◆ What is expected ◆
Every line of the listing must be reproduced as it stands. Leave the images behind.

Dataset entries
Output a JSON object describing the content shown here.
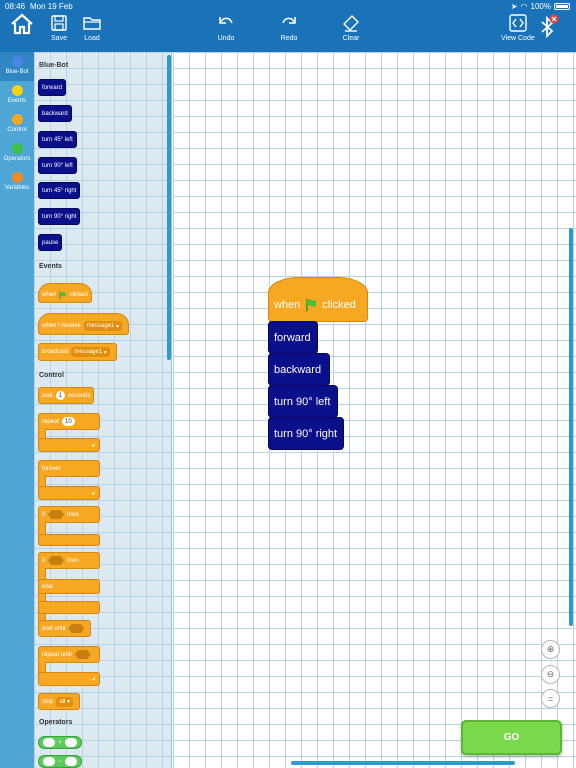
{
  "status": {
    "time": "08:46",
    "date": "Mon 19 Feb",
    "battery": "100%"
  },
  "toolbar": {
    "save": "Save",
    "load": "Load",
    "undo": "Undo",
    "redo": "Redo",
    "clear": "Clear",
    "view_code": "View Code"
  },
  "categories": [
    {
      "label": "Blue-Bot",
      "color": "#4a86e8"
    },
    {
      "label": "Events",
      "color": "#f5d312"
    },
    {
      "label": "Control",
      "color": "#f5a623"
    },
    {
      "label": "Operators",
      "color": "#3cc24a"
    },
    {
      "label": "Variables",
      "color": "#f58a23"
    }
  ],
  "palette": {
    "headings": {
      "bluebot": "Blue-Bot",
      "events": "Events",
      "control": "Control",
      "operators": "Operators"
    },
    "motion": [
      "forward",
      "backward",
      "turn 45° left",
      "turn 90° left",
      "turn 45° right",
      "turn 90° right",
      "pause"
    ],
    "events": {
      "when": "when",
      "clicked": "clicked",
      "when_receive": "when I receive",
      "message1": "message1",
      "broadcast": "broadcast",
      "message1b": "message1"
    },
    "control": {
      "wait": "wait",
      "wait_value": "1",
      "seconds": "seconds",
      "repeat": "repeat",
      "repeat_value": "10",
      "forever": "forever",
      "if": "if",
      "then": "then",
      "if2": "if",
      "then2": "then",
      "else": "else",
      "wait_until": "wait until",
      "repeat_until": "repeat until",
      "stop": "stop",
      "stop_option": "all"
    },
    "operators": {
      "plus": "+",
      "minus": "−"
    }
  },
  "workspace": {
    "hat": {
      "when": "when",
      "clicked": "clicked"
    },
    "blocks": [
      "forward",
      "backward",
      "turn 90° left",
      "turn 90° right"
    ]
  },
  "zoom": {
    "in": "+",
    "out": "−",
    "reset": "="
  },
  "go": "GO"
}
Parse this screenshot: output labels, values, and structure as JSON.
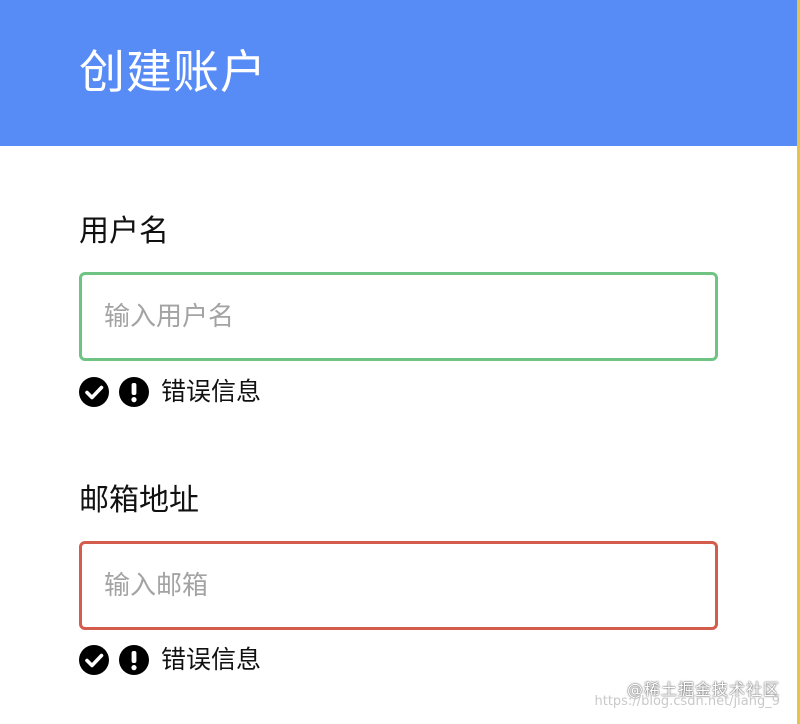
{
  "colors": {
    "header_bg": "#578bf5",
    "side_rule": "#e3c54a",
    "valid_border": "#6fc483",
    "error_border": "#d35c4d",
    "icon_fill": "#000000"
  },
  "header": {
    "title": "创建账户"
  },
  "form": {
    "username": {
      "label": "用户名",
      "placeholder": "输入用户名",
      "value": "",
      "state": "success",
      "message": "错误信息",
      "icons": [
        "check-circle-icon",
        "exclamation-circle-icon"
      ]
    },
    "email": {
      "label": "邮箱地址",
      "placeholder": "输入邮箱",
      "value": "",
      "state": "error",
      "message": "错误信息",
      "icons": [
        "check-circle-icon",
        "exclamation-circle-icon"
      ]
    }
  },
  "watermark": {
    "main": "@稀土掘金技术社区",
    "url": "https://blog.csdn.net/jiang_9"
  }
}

◆ The result ◆
Output a JSON object describing the content shown here.
{
  "status": {
    "time": "08:46",
    "date": "Mon 19 Feb",
    "battery": "100%"
  },
  "toolbar": {
    "save": "Save",
    "load": "Load",
    "undo": "Undo",
    "redo": "Redo",
    "clear": "Clear",
    "view_code": "View Code"
  },
  "categories": [
    {
      "label": "Blue-Bot",
      "color": "#4a86e8"
    },
    {
      "label": "Events",
      "color": "#f5d312"
    },
    {
      "label": "Control",
      "color": "#f5a623"
    },
    {
      "label": "Operators",
      "color": "#3cc24a"
    },
    {
      "label": "Variables",
      "color": "#f58a23"
    }
  ],
  "palette": {
    "headings": {
      "bluebot": "Blue-Bot",
      "events": "Events",
      "control": "Control",
      "operators": "Operators"
    },
    "motion": [
      "forward",
      "backward",
      "turn 45° left",
      "turn 90° left",
      "turn 45° right",
      "turn 90° right",
      "pause"
    ],
    "events": {
      "when": "when",
      "clicked": "clicked",
      "when_receive": "when I receive",
      "message1": "message1",
      "broadcast": "broadcast",
      "message1b": "message1"
    },
    "control": {
      "wait": "wait",
      "wait_value": "1",
      "seconds": "seconds",
      "repeat": "repeat",
      "repeat_value": "10",
      "forever": "forever",
      "if": "if",
      "then": "then",
      "if2": "if",
      "then2": "then",
      "else": "else",
      "wait_until": "wait until",
      "repeat_until": "repeat until",
      "stop": "stop",
      "stop_option": "all"
    },
    "operators": {
      "plus": "+",
      "minus": "−"
    }
  },
  "workspace": {
    "hat": {
      "when": "when",
      "clicked": "clicked"
    },
    "blocks": [
      "forward",
      "backward",
      "turn 90° left",
      "turn 90° right"
    ]
  },
  "zoom": {
    "in": "+",
    "out": "−",
    "reset": "="
  },
  "go": "GO"
}
Parse this screenshot: output labels, values, and structure as JSON.
{
  "colors": {
    "header_bg": "#578bf5",
    "side_rule": "#e3c54a",
    "valid_border": "#6fc483",
    "error_border": "#d35c4d",
    "icon_fill": "#000000"
  },
  "header": {
    "title": "创建账户"
  },
  "form": {
    "username": {
      "label": "用户名",
      "placeholder": "输入用户名",
      "value": "",
      "state": "success",
      "message": "错误信息",
      "icons": [
        "check-circle-icon",
        "exclamation-circle-icon"
      ]
    },
    "email": {
      "label": "邮箱地址",
      "placeholder": "输入邮箱",
      "value": "",
      "state": "error",
      "message": "错误信息",
      "icons": [
        "check-circle-icon",
        "exclamation-circle-icon"
      ]
    }
  },
  "watermark": {
    "main": "@稀土掘金技术社区",
    "url": "https://blog.csdn.net/jiang_9"
  }
}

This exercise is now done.